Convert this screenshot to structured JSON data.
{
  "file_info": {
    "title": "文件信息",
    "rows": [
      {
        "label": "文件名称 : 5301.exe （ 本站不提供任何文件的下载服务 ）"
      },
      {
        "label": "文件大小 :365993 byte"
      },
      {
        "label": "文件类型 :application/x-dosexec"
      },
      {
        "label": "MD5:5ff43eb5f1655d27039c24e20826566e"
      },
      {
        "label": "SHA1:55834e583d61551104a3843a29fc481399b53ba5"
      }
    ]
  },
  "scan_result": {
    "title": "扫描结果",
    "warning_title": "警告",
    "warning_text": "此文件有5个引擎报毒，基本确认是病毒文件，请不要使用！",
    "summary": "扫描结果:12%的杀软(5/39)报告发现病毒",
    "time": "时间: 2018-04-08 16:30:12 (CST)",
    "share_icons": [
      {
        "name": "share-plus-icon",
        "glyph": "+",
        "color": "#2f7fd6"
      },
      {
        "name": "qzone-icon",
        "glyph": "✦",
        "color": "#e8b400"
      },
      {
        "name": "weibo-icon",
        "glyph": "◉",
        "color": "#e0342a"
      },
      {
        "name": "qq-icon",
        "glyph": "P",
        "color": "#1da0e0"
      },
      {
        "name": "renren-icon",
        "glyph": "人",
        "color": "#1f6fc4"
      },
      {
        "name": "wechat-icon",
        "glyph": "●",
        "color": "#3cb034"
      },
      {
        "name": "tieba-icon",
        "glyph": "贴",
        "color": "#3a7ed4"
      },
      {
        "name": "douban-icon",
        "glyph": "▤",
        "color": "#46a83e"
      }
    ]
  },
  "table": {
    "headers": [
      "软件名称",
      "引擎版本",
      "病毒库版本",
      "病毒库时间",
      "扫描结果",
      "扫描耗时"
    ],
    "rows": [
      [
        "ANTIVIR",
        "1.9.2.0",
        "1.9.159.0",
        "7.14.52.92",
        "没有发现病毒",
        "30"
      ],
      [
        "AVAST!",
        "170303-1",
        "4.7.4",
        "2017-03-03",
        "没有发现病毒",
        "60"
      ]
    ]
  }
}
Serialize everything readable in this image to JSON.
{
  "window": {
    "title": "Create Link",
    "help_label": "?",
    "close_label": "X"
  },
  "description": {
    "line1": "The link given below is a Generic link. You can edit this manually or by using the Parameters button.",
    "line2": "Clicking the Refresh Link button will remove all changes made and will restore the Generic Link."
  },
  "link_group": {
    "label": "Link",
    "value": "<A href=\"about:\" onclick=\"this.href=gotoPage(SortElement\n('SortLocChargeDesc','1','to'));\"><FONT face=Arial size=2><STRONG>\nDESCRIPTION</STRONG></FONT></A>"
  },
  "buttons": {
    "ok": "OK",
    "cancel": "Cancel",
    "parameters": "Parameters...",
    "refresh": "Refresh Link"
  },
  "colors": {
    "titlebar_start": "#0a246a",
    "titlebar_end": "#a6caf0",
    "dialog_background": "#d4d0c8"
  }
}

--- WHAT YOU HAVE TO DO ---
List the lines of the material in which the word "Parameters" occurs.

--- REPLY TO THE TASK ---
    "line1": "The link given below is a Generic link. You can edit this manually or by using the Parameters button.",
    "parameters": "Parameters...",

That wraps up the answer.